Start
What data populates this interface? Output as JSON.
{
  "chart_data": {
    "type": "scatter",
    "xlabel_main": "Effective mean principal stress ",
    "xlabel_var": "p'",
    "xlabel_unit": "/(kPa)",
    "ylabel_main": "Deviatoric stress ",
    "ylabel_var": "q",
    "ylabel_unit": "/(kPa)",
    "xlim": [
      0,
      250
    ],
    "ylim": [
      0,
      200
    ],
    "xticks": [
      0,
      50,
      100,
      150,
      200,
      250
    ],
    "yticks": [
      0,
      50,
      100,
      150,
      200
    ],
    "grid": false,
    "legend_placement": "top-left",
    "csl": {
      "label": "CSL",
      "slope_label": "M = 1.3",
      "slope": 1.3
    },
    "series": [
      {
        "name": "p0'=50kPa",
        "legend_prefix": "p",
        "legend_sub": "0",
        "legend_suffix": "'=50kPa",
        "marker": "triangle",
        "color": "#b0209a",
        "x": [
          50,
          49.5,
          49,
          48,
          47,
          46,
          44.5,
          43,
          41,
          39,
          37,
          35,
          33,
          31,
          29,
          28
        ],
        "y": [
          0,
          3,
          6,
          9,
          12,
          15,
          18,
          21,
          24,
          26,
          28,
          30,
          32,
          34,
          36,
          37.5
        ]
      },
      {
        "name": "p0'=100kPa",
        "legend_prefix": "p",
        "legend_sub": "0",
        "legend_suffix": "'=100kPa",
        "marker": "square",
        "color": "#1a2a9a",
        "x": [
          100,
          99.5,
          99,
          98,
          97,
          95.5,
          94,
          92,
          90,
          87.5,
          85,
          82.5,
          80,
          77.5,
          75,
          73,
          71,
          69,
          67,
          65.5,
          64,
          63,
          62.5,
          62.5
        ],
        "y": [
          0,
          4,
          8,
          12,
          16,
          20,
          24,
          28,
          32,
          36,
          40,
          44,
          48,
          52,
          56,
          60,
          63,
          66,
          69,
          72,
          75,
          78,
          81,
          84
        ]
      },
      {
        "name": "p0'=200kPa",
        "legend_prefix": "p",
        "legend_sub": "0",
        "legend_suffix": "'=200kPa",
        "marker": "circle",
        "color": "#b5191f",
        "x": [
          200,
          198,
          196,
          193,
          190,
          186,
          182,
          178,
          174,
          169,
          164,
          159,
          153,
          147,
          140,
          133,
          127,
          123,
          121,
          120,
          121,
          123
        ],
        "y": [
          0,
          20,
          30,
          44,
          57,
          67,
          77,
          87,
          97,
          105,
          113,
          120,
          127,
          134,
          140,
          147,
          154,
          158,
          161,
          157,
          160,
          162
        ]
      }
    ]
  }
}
End
## TASK TO COMPLETE
Go through the records and show every line with the string "marker" in it.

## TASK SOLUTION
        "marker": "triangle",
        "marker": "square",
        "marker": "circle",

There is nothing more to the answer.